__PAGE EXTRACT__
--------------------------------

Tens of thousands of Hungarians demonstrated on Wednesday against low pay and poor working conditions for schoolteachers amid worsening staff shortages.
The protesters — many of them teenaged students wearing plaid shirts — gathered in downtown Budapest, carrying posters that read “We are with our teachers” and “No teachers, no future”.
“I’m here because it’s impossible to go on like this,” Gabor Kovacs, a 19-year-old student, told AFP, decrying a lack of teachers and material, as well as teachers’ low pay.
Another protester, Virag Pek, 17, said teachers were “real heroes to work in circumstances like they are in this country”.
Earlier in the day thousands of people formed a human chain in the capital in protest, and students temporarily blocked a downtown bridge.
A month ago, thousands demonstrated for better working conditions for teachers, some of whom temporarily stopped work in protest as schools reopened after summer recess.
The government, led by nationalist Prime Minister Viktor Orban since 2010, says it can only meet teacher demands once the European Union releases billions of euros of long held-up pandemic recovery funds.
Brussels has not yet signed off on the release due to corruption concerns.
The delay comes as the Hungarian economy is under pressure from a weakening local currency and fast-rising inflation.
Fears for academic freedom in Hungary have also escalated in recent years, as Orban has moved to gain sway over institutions seen as too liberal.
The number of unfilled teaching jobs in primary and secondary schools soared from 7,000 in 2014 to 35,000 in 2019, according to the latest official data.

--------------------------------

__TASK SET__
A - Output the stretch of the report on Hungary's teacher protests from "The government, led" through "pandemic recovery funds.", copying it word for word.
B - In the report on Hungary's teacher protests, how many teaching jobs in primary and secondary schools were unfilled in 2019, according to the latest official data?

--------------------------------

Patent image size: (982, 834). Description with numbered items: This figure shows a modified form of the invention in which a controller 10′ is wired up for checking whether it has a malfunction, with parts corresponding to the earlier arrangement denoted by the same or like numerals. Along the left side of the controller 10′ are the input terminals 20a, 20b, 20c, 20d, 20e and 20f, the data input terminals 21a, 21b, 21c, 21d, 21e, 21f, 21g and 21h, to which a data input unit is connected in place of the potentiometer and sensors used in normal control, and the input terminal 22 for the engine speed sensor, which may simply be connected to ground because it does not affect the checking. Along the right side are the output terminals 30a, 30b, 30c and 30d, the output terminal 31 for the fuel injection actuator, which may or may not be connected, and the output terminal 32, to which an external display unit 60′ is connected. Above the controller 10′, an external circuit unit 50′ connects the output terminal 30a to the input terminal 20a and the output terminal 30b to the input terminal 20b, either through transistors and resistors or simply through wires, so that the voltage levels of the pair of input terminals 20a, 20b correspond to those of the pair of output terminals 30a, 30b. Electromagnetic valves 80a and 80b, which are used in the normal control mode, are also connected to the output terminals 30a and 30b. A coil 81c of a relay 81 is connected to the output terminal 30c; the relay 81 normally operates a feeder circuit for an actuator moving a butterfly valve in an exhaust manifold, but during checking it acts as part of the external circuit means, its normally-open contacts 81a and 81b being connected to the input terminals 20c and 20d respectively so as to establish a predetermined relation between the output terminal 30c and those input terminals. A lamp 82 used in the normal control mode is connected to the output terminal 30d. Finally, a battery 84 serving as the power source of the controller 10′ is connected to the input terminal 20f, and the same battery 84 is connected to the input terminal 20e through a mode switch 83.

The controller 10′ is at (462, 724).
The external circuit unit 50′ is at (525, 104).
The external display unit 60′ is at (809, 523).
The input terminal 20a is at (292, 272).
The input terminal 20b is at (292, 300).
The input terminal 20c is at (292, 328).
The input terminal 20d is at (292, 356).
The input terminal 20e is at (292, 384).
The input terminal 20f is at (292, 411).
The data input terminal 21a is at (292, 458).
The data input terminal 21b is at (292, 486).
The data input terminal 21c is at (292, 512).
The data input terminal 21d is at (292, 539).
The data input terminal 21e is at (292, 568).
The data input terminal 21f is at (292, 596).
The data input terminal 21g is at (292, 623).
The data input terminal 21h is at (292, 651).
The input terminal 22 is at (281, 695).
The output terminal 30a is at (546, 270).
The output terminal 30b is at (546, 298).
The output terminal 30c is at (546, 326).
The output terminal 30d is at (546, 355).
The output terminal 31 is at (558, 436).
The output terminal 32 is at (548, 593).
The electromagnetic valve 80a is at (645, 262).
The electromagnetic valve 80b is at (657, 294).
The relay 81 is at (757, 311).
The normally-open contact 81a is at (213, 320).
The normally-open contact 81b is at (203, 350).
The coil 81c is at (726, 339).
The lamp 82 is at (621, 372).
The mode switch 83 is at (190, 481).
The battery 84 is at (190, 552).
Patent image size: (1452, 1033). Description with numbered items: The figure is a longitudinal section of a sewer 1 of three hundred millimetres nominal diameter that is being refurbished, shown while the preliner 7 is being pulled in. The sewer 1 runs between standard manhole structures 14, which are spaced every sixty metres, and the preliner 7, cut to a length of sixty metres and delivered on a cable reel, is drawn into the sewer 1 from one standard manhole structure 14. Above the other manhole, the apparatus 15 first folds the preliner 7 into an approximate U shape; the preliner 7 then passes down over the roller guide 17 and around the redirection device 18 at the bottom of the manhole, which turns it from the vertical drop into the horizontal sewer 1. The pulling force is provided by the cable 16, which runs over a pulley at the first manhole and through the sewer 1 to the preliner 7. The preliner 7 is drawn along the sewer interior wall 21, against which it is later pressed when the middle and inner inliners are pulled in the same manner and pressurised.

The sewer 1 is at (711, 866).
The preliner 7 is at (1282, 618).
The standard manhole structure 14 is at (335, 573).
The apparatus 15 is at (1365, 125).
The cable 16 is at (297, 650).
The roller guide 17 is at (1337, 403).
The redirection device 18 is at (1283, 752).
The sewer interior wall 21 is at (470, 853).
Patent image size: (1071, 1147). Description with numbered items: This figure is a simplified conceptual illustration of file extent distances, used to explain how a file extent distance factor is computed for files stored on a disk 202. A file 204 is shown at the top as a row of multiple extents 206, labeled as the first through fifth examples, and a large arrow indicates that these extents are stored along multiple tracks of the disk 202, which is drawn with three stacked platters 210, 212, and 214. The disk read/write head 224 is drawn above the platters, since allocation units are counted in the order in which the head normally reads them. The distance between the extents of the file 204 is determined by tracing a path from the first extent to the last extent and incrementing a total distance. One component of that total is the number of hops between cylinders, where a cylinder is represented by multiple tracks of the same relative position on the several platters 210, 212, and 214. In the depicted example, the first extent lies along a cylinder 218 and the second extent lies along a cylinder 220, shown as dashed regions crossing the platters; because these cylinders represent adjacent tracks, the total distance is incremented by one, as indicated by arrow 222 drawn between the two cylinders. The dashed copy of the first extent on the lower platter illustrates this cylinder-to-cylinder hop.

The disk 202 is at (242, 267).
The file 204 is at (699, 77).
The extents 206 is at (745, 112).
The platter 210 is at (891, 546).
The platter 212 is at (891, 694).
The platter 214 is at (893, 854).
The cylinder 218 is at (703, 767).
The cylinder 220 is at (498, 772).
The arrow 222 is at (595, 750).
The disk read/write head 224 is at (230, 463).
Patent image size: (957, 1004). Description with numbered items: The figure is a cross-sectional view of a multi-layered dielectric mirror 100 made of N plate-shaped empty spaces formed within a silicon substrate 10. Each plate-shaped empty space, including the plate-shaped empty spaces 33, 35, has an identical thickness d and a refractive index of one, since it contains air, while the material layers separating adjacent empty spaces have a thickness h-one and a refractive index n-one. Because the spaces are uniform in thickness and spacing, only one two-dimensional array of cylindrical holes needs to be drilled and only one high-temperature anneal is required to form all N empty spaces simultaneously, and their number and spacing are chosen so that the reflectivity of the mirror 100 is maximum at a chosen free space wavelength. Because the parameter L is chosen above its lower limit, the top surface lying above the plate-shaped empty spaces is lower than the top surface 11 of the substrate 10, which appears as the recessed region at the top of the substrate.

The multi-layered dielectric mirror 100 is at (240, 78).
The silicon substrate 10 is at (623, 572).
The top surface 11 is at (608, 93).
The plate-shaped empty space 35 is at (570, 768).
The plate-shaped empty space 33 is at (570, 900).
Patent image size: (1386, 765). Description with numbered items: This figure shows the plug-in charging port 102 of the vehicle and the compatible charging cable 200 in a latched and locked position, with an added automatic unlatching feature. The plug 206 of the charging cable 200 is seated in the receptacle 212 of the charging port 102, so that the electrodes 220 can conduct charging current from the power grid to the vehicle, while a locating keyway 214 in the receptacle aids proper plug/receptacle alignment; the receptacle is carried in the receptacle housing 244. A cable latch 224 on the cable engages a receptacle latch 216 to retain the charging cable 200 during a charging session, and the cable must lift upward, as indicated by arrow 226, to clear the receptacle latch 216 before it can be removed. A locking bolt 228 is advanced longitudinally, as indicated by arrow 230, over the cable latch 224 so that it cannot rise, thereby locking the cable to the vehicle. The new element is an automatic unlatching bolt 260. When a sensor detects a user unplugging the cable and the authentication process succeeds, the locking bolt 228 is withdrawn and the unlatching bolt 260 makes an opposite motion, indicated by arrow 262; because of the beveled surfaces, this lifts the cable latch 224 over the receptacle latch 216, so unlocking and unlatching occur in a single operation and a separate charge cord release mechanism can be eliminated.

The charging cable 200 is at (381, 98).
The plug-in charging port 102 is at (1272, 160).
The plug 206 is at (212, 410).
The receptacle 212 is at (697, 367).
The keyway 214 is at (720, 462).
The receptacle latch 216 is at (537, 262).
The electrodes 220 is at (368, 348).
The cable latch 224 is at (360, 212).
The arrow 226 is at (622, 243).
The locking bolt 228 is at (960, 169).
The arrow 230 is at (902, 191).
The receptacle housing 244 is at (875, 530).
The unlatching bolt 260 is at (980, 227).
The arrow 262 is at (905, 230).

--------------------------------

__ANSWERS PROVIDED__
A -
The government, led by nationalist Prime Minister Viktor Orban since 2010, says it can only meet teacher demands once the European Union releases billions of euros of long held-up pandemic recovery funds.

B - 35,000